= WORK TO COMPLETE =
Write out the entries verbatim and leave the images out of the copy.

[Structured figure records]
• • •

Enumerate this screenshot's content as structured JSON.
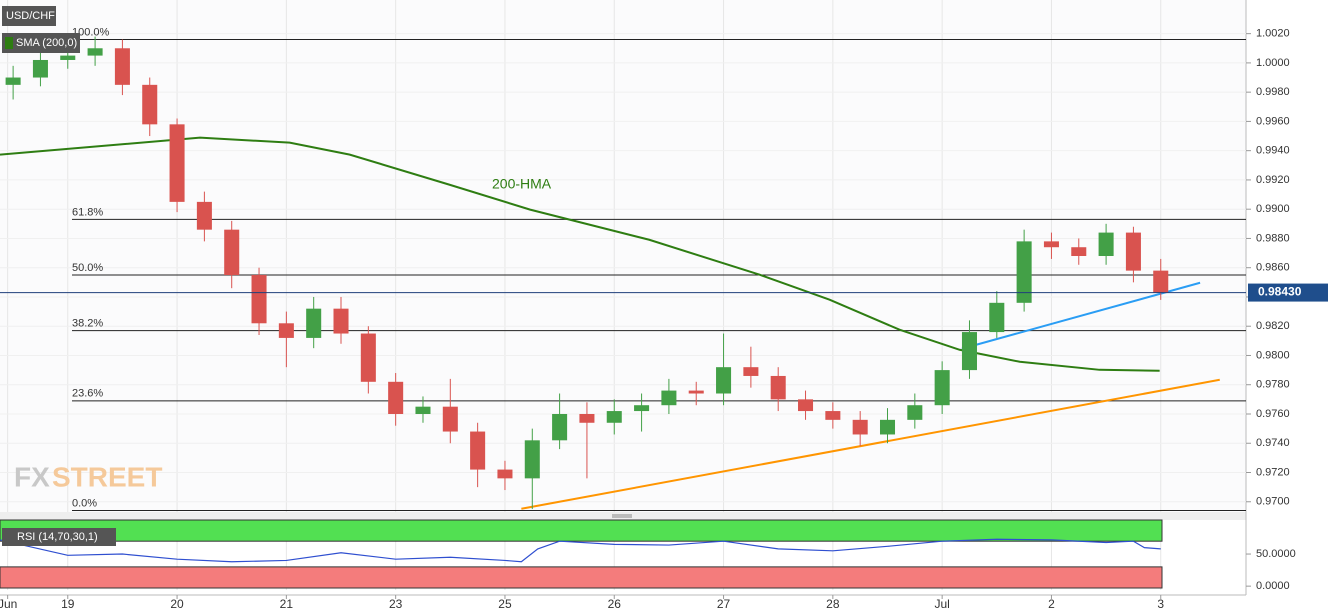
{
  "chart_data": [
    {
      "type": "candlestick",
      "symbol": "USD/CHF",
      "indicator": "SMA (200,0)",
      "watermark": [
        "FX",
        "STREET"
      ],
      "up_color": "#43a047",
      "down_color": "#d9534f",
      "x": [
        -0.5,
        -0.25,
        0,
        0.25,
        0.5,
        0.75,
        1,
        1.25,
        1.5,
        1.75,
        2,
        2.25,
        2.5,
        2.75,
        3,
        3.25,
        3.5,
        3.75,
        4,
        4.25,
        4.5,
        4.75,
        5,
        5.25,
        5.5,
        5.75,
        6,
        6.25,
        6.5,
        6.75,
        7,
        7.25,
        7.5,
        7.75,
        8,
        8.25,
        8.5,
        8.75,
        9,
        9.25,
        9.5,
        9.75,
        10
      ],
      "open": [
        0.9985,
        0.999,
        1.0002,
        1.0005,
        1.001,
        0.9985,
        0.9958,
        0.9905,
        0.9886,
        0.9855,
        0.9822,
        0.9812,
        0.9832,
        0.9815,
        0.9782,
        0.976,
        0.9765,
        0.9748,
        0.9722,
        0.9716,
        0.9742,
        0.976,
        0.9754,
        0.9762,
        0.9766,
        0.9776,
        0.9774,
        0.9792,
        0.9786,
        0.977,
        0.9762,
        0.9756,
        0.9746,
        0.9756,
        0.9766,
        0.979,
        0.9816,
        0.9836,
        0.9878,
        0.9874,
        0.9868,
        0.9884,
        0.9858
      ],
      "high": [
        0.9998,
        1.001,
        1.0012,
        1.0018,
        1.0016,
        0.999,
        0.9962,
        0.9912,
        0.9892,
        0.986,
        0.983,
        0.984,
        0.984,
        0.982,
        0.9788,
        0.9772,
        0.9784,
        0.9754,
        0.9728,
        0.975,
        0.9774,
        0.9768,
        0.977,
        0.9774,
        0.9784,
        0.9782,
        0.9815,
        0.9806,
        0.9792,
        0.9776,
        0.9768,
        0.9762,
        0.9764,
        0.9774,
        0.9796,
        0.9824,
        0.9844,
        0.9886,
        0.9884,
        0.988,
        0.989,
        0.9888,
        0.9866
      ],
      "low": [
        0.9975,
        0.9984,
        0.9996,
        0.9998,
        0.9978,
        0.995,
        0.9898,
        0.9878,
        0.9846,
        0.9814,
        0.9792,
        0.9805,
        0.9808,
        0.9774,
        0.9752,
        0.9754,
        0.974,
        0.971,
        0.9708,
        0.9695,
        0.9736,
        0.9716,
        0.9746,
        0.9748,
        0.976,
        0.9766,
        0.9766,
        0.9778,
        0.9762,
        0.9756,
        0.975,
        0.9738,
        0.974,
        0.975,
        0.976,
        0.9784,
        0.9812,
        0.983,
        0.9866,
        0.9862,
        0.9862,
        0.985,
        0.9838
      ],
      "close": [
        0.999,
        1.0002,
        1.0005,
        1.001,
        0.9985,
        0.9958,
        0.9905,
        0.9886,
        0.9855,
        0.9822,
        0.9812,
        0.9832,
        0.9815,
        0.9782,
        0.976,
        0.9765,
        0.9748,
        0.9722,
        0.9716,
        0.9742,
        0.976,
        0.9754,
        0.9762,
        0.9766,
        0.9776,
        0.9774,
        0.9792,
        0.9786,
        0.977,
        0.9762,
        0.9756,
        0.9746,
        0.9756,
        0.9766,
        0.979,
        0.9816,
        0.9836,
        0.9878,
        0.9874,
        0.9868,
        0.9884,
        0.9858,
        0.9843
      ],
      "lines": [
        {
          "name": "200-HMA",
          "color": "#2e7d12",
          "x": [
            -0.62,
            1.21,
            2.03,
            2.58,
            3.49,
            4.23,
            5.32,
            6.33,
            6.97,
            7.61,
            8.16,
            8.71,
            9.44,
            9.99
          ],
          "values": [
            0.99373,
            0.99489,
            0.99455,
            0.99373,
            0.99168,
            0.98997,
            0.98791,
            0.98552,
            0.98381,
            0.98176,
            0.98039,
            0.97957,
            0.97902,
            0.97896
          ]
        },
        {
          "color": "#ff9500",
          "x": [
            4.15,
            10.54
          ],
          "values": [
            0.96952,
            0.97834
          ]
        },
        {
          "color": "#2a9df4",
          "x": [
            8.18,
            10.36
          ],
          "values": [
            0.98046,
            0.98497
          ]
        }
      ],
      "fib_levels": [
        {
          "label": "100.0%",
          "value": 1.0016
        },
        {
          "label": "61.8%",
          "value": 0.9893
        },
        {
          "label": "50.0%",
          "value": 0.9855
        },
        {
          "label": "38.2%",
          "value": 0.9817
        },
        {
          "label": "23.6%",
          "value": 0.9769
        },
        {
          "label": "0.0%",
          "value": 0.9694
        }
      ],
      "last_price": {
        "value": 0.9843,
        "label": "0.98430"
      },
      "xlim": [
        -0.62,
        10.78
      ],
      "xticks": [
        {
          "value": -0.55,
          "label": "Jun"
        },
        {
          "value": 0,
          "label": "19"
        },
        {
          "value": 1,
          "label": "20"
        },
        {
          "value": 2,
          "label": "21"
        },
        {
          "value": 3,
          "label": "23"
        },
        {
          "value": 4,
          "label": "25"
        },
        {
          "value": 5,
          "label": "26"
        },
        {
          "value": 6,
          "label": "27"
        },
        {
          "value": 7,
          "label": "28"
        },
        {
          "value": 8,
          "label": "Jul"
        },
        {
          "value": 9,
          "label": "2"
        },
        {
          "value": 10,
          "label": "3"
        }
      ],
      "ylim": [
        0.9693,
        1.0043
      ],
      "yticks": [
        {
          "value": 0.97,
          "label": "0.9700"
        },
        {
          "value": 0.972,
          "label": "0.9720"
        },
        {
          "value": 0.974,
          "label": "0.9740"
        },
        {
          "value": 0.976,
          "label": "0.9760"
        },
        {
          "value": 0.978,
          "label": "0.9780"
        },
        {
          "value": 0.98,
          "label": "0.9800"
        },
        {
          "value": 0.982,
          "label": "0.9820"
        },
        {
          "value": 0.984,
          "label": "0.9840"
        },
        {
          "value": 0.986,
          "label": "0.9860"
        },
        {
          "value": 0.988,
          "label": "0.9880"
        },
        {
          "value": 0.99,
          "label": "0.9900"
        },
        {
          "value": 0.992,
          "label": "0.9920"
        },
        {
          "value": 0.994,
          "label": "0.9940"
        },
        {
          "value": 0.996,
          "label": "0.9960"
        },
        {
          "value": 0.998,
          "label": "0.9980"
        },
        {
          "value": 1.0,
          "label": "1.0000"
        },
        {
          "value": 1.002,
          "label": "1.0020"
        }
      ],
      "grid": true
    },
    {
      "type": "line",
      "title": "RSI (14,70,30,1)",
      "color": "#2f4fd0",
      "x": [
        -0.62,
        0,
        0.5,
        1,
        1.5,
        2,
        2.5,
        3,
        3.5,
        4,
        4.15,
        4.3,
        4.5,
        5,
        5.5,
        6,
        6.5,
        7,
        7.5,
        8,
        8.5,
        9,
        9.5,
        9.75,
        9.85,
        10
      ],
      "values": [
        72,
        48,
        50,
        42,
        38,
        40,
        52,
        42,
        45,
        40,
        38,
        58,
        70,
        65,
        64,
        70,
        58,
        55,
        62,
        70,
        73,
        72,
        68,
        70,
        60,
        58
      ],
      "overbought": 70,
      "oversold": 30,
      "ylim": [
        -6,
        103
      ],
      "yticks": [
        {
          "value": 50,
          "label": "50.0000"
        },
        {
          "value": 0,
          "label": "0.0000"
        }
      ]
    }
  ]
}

• • •

= SOLUTION TO THE PROBLEM =
Enumerate this screenshot's content as structured JSON.
{
  "chart_data": [
    {
      "type": "candlestick",
      "symbol": "USD/CHF",
      "indicator": "SMA (200,0)",
      "watermark": [
        "FX",
        "STREET"
      ],
      "up_color": "#43a047",
      "down_color": "#d9534f",
      "x": [
        -0.5,
        -0.25,
        0,
        0.25,
        0.5,
        0.75,
        1,
        1.25,
        1.5,
        1.75,
        2,
        2.25,
        2.5,
        2.75,
        3,
        3.25,
        3.5,
        3.75,
        4,
        4.25,
        4.5,
        4.75,
        5,
        5.25,
        5.5,
        5.75,
        6,
        6.25,
        6.5,
        6.75,
        7,
        7.25,
        7.5,
        7.75,
        8,
        8.25,
        8.5,
        8.75,
        9,
        9.25,
        9.5,
        9.75,
        10
      ],
      "open": [
        0.9985,
        0.999,
        1.0002,
        1.0005,
        1.001,
        0.9985,
        0.9958,
        0.9905,
        0.9886,
        0.9855,
        0.9822,
        0.9812,
        0.9832,
        0.9815,
        0.9782,
        0.976,
        0.9765,
        0.9748,
        0.9722,
        0.9716,
        0.9742,
        0.976,
        0.9754,
        0.9762,
        0.9766,
        0.9776,
        0.9774,
        0.9792,
        0.9786,
        0.977,
        0.9762,
        0.9756,
        0.9746,
        0.9756,
        0.9766,
        0.979,
        0.9816,
        0.9836,
        0.9878,
        0.9874,
        0.9868,
        0.9884,
        0.9858
      ],
      "high": [
        0.9998,
        1.001,
        1.0012,
        1.0018,
        1.0016,
        0.999,
        0.9962,
        0.9912,
        0.9892,
        0.986,
        0.983,
        0.984,
        0.984,
        0.982,
        0.9788,
        0.9772,
        0.9784,
        0.9754,
        0.9728,
        0.975,
        0.9774,
        0.9768,
        0.977,
        0.9774,
        0.9784,
        0.9782,
        0.9815,
        0.9806,
        0.9792,
        0.9776,
        0.9768,
        0.9762,
        0.9764,
        0.9774,
        0.9796,
        0.9824,
        0.9844,
        0.9886,
        0.9884,
        0.988,
        0.989,
        0.9888,
        0.9866
      ],
      "low": [
        0.9975,
        0.9984,
        0.9996,
        0.9998,
        0.9978,
        0.995,
        0.9898,
        0.9878,
        0.9846,
        0.9814,
        0.9792,
        0.9805,
        0.9808,
        0.9774,
        0.9752,
        0.9754,
        0.974,
        0.971,
        0.9708,
        0.9695,
        0.9736,
        0.9716,
        0.9746,
        0.9748,
        0.976,
        0.9766,
        0.9766,
        0.9778,
        0.9762,
        0.9756,
        0.975,
        0.9738,
        0.974,
        0.975,
        0.976,
        0.9784,
        0.9812,
        0.983,
        0.9866,
        0.9862,
        0.9862,
        0.985,
        0.9838
      ],
      "close": [
        0.999,
        1.0002,
        1.0005,
        1.001,
        0.9985,
        0.9958,
        0.9905,
        0.9886,
        0.9855,
        0.9822,
        0.9812,
        0.9832,
        0.9815,
        0.9782,
        0.976,
        0.9765,
        0.9748,
        0.9722,
        0.9716,
        0.9742,
        0.976,
        0.9754,
        0.9762,
        0.9766,
        0.9776,
        0.9774,
        0.9792,
        0.9786,
        0.977,
        0.9762,
        0.9756,
        0.9746,
        0.9756,
        0.9766,
        0.979,
        0.9816,
        0.9836,
        0.9878,
        0.9874,
        0.9868,
        0.9884,
        0.9858,
        0.9843
      ],
      "lines": [
        {
          "name": "200-HMA",
          "color": "#2e7d12",
          "x": [
            -0.62,
            1.21,
            2.03,
            2.58,
            3.49,
            4.23,
            5.32,
            6.33,
            6.97,
            7.61,
            8.16,
            8.71,
            9.44,
            9.99
          ],
          "values": [
            0.99373,
            0.99489,
            0.99455,
            0.99373,
            0.99168,
            0.98997,
            0.98791,
            0.98552,
            0.98381,
            0.98176,
            0.98039,
            0.97957,
            0.97902,
            0.97896
          ]
        },
        {
          "color": "#ff9500",
          "x": [
            4.15,
            10.54
          ],
          "values": [
            0.96952,
            0.97834
          ]
        },
        {
          "color": "#2a9df4",
          "x": [
            8.18,
            10.36
          ],
          "values": [
            0.98046,
            0.98497
          ]
        }
      ],
      "fib_levels": [
        {
          "label": "100.0%",
          "value": 1.0016
        },
        {
          "label": "61.8%",
          "value": 0.9893
        },
        {
          "label": "50.0%",
          "value": 0.9855
        },
        {
          "label": "38.2%",
          "value": 0.9817
        },
        {
          "label": "23.6%",
          "value": 0.9769
        },
        {
          "label": "0.0%",
          "value": 0.9694
        }
      ],
      "last_price": {
        "value": 0.9843,
        "label": "0.98430"
      },
      "xlim": [
        -0.62,
        10.78
      ],
      "xticks": [
        {
          "value": -0.55,
          "label": "Jun"
        },
        {
          "value": 0,
          "label": "19"
        },
        {
          "value": 1,
          "label": "20"
        },
        {
          "value": 2,
          "label": "21"
        },
        {
          "value": 3,
          "label": "23"
        },
        {
          "value": 4,
          "label": "25"
        },
        {
          "value": 5,
          "label": "26"
        },
        {
          "value": 6,
          "label": "27"
        },
        {
          "value": 7,
          "label": "28"
        },
        {
          "value": 8,
          "label": "Jul"
        },
        {
          "value": 9,
          "label": "2"
        },
        {
          "value": 10,
          "label": "3"
        }
      ],
      "ylim": [
        0.9693,
        1.0043
      ],
      "yticks": [
        {
          "value": 0.97,
          "label": "0.9700"
        },
        {
          "value": 0.972,
          "label": "0.9720"
        },
        {
          "value": 0.974,
          "label": "0.9740"
        },
        {
          "value": 0.976,
          "label": "0.9760"
        },
        {
          "value": 0.978,
          "label": "0.9780"
        },
        {
          "value": 0.98,
          "label": "0.9800"
        },
        {
          "value": 0.982,
          "label": "0.9820"
        },
        {
          "value": 0.984,
          "label": "0.9840"
        },
        {
          "value": 0.986,
          "label": "0.9860"
        },
        {
          "value": 0.988,
          "label": "0.9880"
        },
        {
          "value": 0.99,
          "label": "0.9900"
        },
        {
          "value": 0.992,
          "label": "0.9920"
        },
        {
          "value": 0.994,
          "label": "0.9940"
        },
        {
          "value": 0.996,
          "label": "0.9960"
        },
        {
          "value": 0.998,
          "label": "0.9980"
        },
        {
          "value": 1.0,
          "label": "1.0000"
        },
        {
          "value": 1.002,
          "label": "1.0020"
        }
      ],
      "grid": true
    },
    {
      "type": "line",
      "title": "RSI (14,70,30,1)",
      "color": "#2f4fd0",
      "x": [
        -0.62,
        0,
        0.5,
        1,
        1.5,
        2,
        2.5,
        3,
        3.5,
        4,
        4.15,
        4.3,
        4.5,
        5,
        5.5,
        6,
        6.5,
        7,
        7.5,
        8,
        8.5,
        9,
        9.5,
        9.75,
        9.85,
        10
      ],
      "values": [
        72,
        48,
        50,
        42,
        38,
        40,
        52,
        42,
        45,
        40,
        38,
        58,
        70,
        65,
        64,
        70,
        58,
        55,
        62,
        70,
        73,
        72,
        68,
        70,
        60,
        58
      ],
      "overbought": 70,
      "oversold": 30,
      "ylim": [
        -6,
        103
      ],
      "yticks": [
        {
          "value": 50,
          "label": "50.0000"
        },
        {
          "value": 0,
          "label": "0.0000"
        }
      ]
    }
  ]
}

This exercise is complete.